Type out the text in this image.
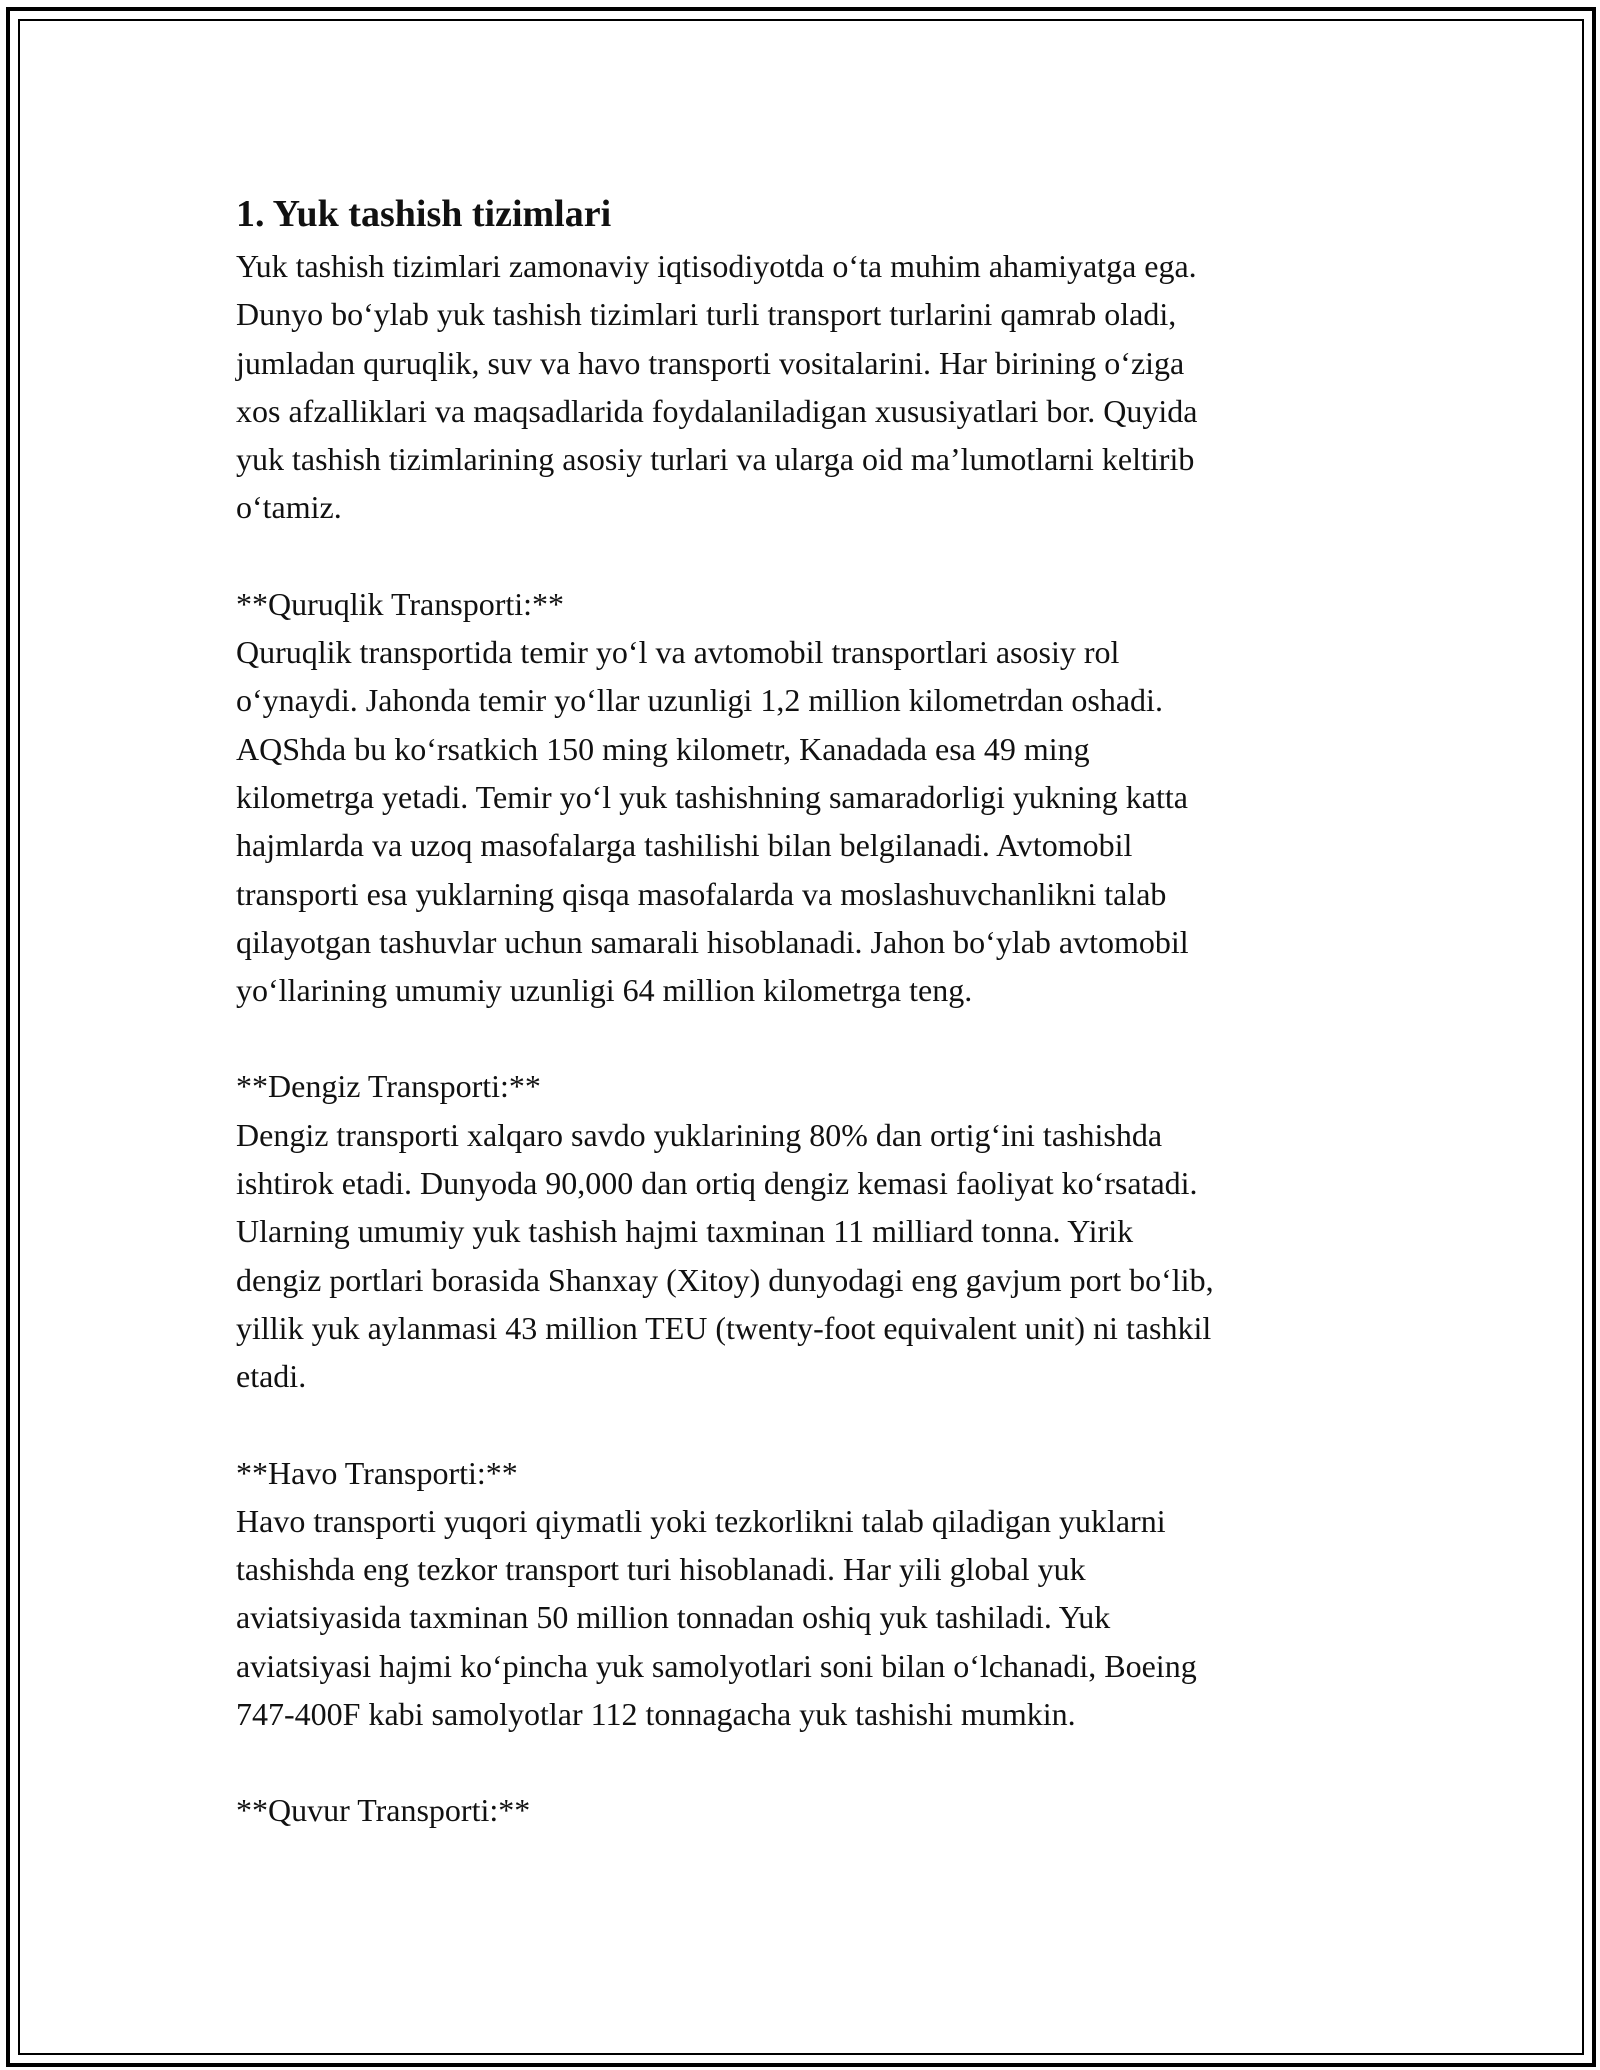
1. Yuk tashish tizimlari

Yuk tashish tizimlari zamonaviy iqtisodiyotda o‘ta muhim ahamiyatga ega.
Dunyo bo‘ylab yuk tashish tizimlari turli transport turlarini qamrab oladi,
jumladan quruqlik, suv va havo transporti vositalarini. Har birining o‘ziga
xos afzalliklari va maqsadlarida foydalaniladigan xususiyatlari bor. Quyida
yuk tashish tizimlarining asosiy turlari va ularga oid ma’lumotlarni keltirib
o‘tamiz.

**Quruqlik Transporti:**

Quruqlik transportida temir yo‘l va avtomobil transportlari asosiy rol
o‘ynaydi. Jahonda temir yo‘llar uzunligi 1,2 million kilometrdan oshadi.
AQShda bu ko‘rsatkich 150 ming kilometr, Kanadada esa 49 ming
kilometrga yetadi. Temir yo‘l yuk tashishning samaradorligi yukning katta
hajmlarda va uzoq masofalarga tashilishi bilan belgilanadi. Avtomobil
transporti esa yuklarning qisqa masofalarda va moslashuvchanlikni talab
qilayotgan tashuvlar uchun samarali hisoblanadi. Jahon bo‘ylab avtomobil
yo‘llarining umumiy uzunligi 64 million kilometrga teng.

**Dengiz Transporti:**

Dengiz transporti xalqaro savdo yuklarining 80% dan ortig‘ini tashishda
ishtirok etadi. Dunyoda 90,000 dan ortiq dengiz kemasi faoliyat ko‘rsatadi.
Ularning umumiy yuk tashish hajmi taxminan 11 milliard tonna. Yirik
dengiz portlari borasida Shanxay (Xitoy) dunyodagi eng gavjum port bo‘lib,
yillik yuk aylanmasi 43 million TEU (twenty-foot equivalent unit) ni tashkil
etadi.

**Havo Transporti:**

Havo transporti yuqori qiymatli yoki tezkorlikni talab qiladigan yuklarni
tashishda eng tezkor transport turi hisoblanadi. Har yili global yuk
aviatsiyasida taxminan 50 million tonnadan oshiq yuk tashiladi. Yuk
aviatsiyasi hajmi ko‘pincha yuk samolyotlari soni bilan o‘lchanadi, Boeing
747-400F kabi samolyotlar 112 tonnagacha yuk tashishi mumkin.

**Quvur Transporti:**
##############################
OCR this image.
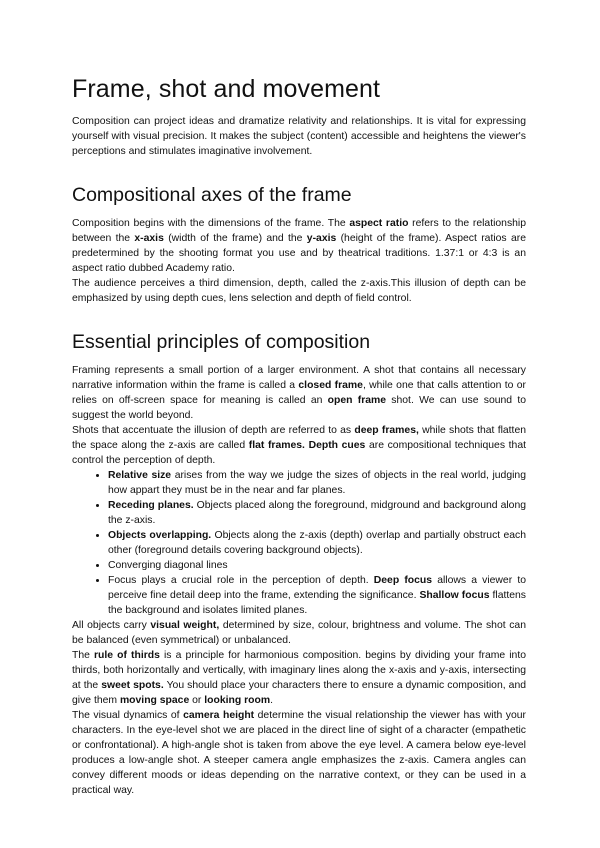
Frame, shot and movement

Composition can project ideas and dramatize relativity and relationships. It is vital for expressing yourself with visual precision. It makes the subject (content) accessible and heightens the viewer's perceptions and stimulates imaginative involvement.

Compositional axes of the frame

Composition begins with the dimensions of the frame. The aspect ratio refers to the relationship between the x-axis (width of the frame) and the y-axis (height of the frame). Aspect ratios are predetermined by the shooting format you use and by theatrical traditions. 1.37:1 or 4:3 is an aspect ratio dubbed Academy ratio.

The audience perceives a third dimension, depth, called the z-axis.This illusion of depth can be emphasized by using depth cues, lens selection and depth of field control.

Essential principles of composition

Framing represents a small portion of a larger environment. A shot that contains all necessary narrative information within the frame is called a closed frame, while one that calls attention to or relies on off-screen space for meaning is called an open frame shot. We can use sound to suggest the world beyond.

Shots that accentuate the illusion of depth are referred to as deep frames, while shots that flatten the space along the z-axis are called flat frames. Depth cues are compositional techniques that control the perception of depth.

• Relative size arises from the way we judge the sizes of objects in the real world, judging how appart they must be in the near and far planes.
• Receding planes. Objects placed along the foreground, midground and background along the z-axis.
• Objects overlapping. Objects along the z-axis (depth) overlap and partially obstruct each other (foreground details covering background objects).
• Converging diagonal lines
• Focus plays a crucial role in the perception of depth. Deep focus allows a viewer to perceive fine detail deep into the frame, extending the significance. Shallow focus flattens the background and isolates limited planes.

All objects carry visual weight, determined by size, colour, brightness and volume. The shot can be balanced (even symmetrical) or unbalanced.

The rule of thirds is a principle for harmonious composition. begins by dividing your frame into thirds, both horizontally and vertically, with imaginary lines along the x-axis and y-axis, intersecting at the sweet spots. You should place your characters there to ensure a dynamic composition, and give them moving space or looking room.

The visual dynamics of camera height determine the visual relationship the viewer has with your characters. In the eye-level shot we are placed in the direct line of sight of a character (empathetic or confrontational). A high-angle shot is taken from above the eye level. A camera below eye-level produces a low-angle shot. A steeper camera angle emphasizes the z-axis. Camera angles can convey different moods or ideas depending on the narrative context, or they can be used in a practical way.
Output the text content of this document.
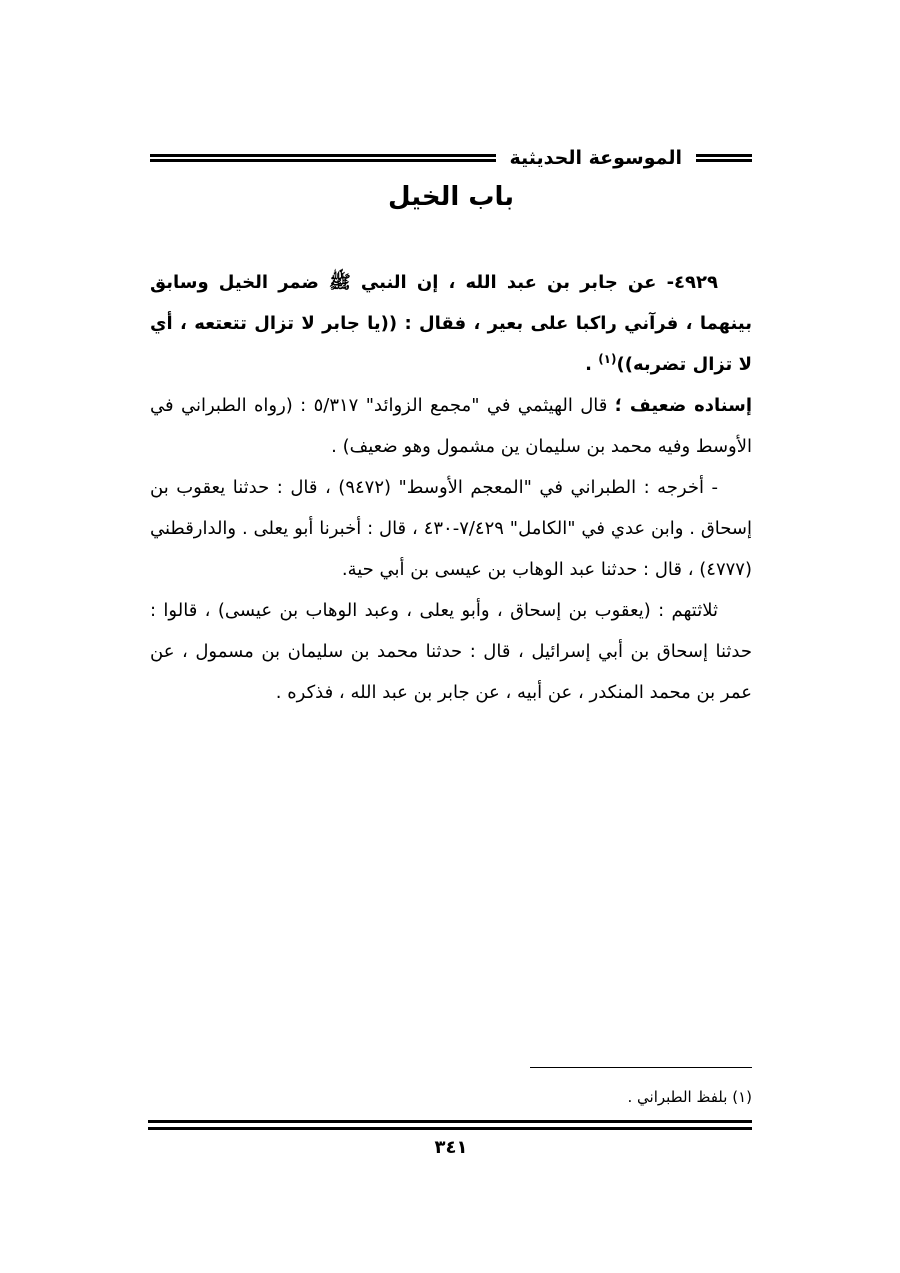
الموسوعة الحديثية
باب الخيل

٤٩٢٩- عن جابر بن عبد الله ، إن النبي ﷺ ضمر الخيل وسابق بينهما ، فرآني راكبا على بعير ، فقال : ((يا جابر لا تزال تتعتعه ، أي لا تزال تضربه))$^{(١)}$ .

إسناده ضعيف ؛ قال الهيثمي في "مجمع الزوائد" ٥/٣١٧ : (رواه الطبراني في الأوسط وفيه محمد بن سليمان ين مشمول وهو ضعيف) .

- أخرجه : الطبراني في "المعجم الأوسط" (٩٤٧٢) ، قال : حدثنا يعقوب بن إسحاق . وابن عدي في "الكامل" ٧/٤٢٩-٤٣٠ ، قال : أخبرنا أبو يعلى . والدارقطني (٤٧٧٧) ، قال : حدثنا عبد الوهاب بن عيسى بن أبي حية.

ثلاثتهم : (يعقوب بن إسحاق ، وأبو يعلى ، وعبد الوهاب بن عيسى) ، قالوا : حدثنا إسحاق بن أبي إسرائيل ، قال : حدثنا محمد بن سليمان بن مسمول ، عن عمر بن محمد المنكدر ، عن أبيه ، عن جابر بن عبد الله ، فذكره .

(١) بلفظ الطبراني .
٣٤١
##############################
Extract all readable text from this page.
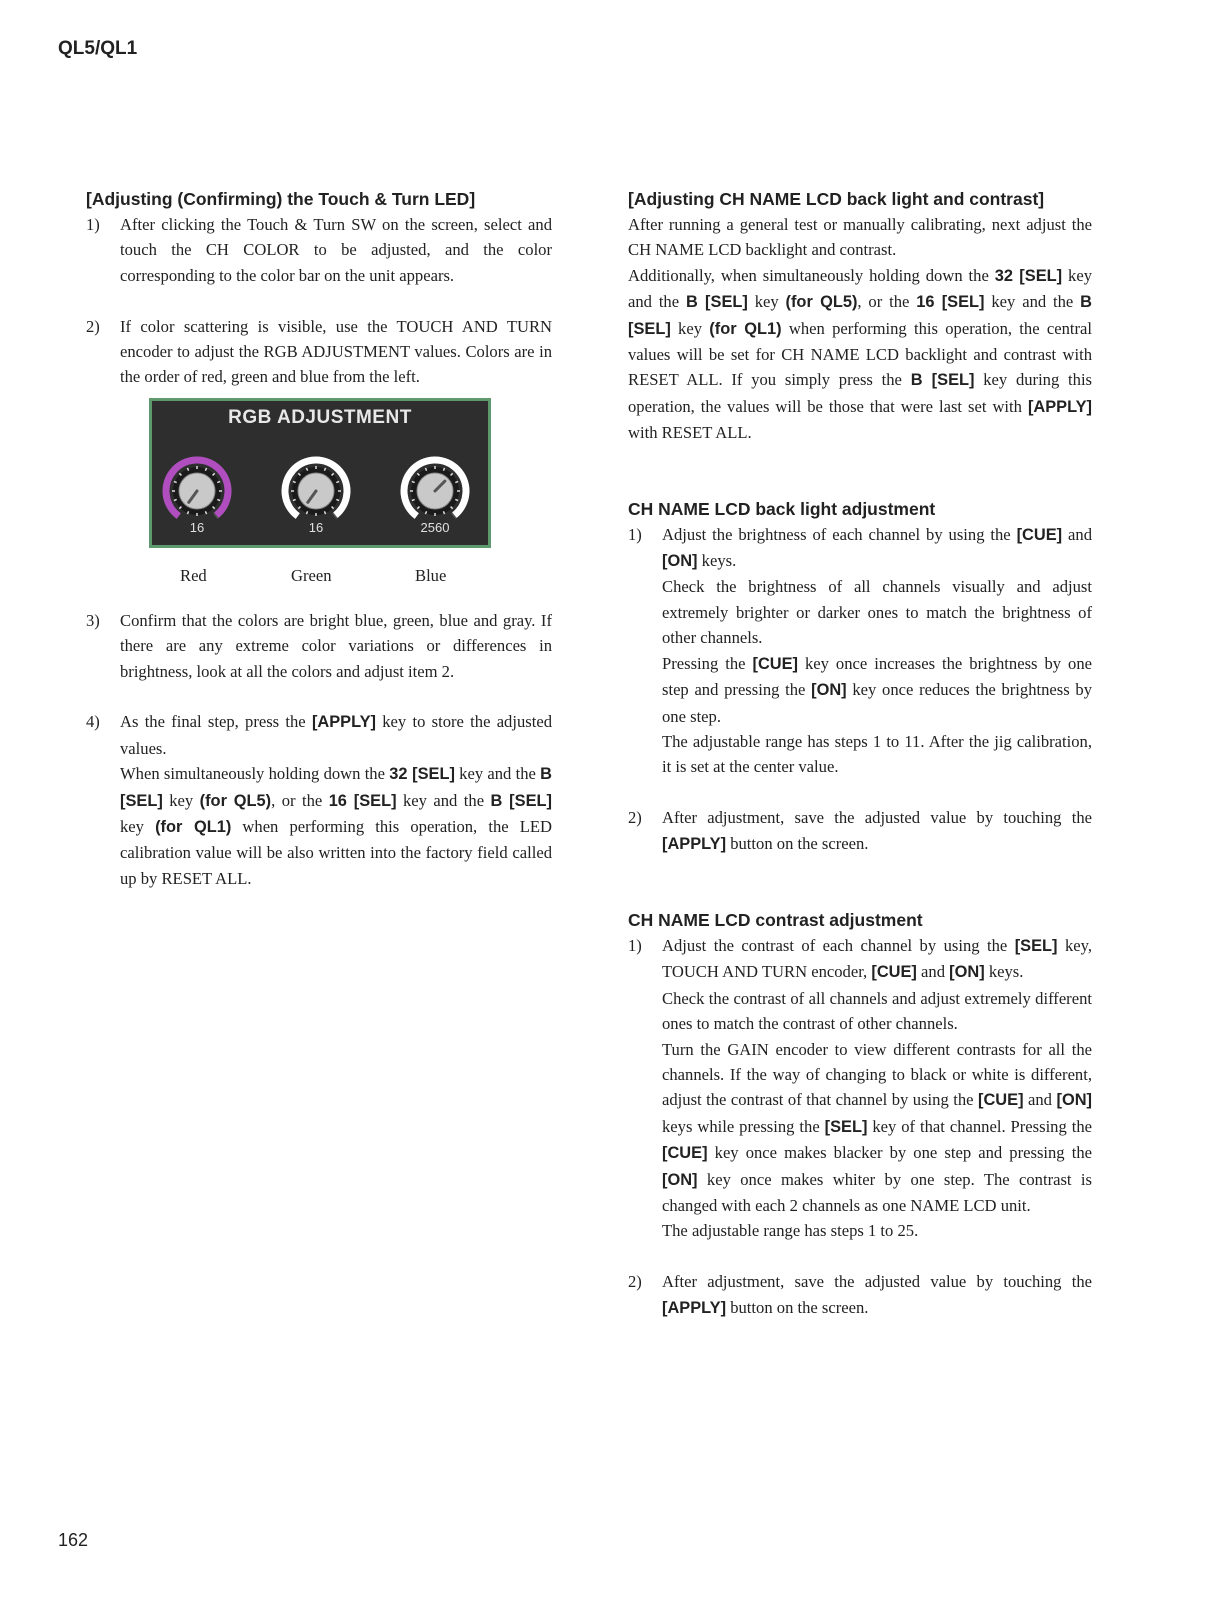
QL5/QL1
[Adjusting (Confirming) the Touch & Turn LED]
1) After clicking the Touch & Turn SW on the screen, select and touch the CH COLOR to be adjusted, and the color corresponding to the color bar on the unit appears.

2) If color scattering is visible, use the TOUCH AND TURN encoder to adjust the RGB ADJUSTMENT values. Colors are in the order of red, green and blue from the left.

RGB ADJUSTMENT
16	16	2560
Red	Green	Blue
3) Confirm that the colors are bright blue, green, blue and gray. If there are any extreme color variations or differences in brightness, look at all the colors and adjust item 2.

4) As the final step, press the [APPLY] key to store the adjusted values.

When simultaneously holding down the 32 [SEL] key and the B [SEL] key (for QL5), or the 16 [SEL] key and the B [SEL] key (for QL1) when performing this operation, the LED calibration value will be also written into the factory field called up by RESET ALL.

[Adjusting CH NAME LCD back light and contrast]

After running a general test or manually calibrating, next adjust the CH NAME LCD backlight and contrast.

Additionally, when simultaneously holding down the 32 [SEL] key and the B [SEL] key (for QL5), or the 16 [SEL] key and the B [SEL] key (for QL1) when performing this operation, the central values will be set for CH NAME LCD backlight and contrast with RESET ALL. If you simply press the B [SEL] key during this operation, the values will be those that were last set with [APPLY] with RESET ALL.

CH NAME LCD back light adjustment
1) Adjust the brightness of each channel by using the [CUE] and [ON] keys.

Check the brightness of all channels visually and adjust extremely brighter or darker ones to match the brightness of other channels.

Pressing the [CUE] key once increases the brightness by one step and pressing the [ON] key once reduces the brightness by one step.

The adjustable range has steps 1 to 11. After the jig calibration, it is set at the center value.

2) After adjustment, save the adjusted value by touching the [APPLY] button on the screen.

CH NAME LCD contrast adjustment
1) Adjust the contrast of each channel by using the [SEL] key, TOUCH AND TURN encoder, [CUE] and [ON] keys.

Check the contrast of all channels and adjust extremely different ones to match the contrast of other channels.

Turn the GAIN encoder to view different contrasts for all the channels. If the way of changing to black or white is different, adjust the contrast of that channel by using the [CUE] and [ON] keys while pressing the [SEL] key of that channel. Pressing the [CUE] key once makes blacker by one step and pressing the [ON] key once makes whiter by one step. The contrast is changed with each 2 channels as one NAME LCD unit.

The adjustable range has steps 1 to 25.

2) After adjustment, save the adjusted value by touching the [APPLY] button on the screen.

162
##############################
What this task involves
Check each line in the listing above for the string "steps", then report how many lines contain it, with no other text.

Task answer
2